━━━━━ THE DATA ━━━━━

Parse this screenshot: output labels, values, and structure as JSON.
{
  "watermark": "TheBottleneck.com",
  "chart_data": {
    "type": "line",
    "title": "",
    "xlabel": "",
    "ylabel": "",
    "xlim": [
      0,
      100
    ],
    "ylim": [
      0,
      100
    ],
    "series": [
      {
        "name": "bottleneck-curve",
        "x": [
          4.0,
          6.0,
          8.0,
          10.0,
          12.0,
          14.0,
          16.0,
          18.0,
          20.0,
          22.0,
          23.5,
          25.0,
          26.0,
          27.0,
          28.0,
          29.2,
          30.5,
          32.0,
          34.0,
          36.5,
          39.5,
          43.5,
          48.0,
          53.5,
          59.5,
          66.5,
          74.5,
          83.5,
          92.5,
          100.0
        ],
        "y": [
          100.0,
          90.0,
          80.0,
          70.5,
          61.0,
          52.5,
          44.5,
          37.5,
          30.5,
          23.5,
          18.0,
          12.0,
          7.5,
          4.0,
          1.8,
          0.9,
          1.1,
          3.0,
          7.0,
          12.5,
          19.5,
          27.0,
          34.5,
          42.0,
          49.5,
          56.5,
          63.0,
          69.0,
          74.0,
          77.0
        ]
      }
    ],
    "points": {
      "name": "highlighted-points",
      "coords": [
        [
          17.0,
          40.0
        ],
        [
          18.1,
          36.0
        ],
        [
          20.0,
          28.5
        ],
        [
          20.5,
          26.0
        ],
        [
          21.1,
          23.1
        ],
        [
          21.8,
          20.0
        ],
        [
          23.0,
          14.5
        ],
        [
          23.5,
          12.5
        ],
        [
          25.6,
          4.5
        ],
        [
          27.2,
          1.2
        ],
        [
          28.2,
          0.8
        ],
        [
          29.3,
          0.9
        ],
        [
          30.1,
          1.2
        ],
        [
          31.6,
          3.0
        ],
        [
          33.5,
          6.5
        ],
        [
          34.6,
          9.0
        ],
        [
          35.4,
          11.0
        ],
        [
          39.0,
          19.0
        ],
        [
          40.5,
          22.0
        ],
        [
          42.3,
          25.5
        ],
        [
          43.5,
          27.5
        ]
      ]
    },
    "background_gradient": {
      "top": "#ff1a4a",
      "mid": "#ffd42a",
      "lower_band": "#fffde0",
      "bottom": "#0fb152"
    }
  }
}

━━━━━
━━━━━ THE DATA ━━━━━

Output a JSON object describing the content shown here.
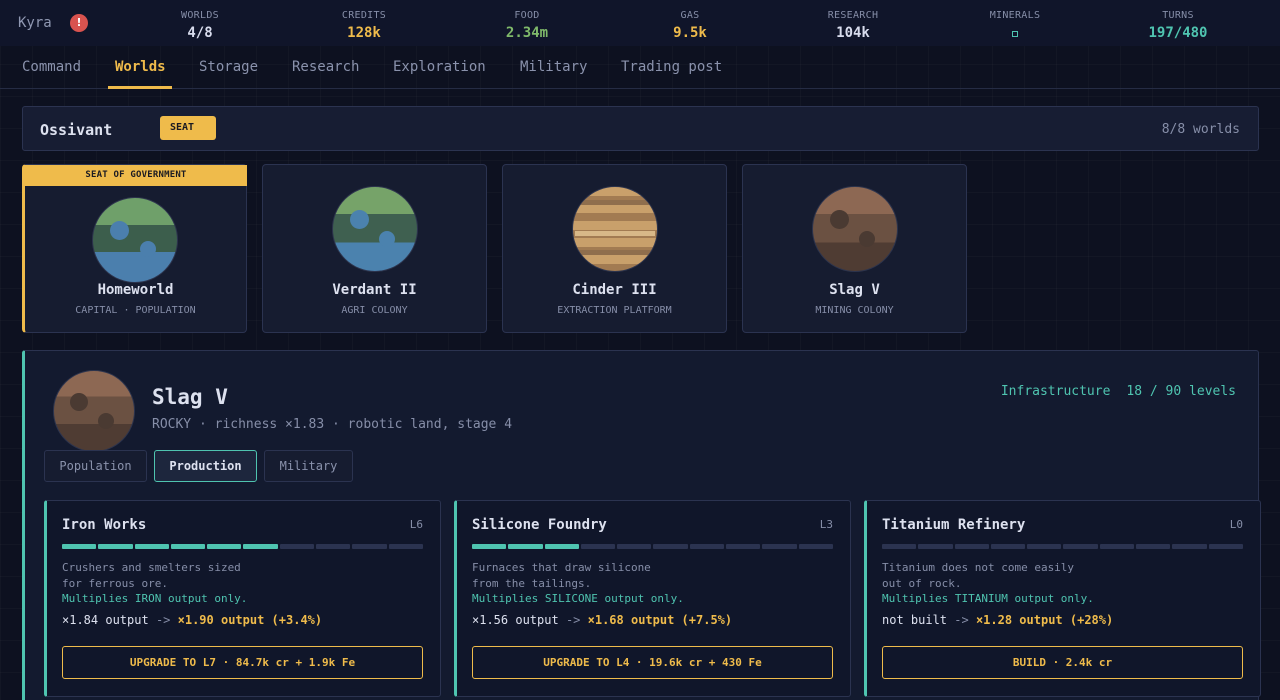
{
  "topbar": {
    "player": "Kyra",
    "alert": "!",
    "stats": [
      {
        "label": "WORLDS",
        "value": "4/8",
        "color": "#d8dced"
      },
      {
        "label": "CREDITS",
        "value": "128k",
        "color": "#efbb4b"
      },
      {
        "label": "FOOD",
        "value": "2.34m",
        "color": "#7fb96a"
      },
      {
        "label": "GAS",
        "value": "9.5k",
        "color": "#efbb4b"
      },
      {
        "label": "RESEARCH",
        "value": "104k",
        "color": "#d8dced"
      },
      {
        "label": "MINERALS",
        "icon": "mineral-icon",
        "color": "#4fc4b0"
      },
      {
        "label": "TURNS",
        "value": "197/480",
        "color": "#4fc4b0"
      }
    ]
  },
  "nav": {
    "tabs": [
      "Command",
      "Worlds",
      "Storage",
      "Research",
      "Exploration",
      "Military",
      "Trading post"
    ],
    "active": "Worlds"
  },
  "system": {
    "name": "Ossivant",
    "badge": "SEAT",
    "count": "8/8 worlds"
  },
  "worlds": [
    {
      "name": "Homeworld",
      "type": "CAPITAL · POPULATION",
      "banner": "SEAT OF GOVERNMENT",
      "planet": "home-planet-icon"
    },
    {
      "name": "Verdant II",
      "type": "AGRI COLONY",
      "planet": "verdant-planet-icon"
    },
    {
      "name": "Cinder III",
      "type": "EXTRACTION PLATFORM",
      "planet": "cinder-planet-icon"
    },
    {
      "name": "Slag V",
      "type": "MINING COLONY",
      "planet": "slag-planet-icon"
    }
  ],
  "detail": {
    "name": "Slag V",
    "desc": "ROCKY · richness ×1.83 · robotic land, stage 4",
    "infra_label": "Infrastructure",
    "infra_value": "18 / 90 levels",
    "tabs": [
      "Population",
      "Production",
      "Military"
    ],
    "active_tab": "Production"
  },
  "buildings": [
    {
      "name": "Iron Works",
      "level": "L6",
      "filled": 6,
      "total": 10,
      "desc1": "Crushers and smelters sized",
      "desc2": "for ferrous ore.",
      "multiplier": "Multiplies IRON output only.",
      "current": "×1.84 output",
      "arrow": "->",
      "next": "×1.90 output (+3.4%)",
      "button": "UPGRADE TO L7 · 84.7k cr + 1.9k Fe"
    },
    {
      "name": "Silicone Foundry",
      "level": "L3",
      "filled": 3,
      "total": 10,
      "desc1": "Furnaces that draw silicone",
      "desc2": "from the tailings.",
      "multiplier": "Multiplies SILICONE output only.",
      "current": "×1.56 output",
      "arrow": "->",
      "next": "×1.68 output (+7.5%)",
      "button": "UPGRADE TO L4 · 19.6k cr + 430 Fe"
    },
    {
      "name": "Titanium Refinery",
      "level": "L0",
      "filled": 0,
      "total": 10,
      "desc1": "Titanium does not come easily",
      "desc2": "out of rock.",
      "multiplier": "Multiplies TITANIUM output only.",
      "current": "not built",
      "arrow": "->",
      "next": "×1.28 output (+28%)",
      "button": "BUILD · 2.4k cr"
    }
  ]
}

━━━━━

#### GIVEN PROBLEM:
From the data above, show each line that contains "COLONY".

#### COMPLETE OUTPUT:
      "type": "AGRI COLONY",
      "type": "MINING COLONY",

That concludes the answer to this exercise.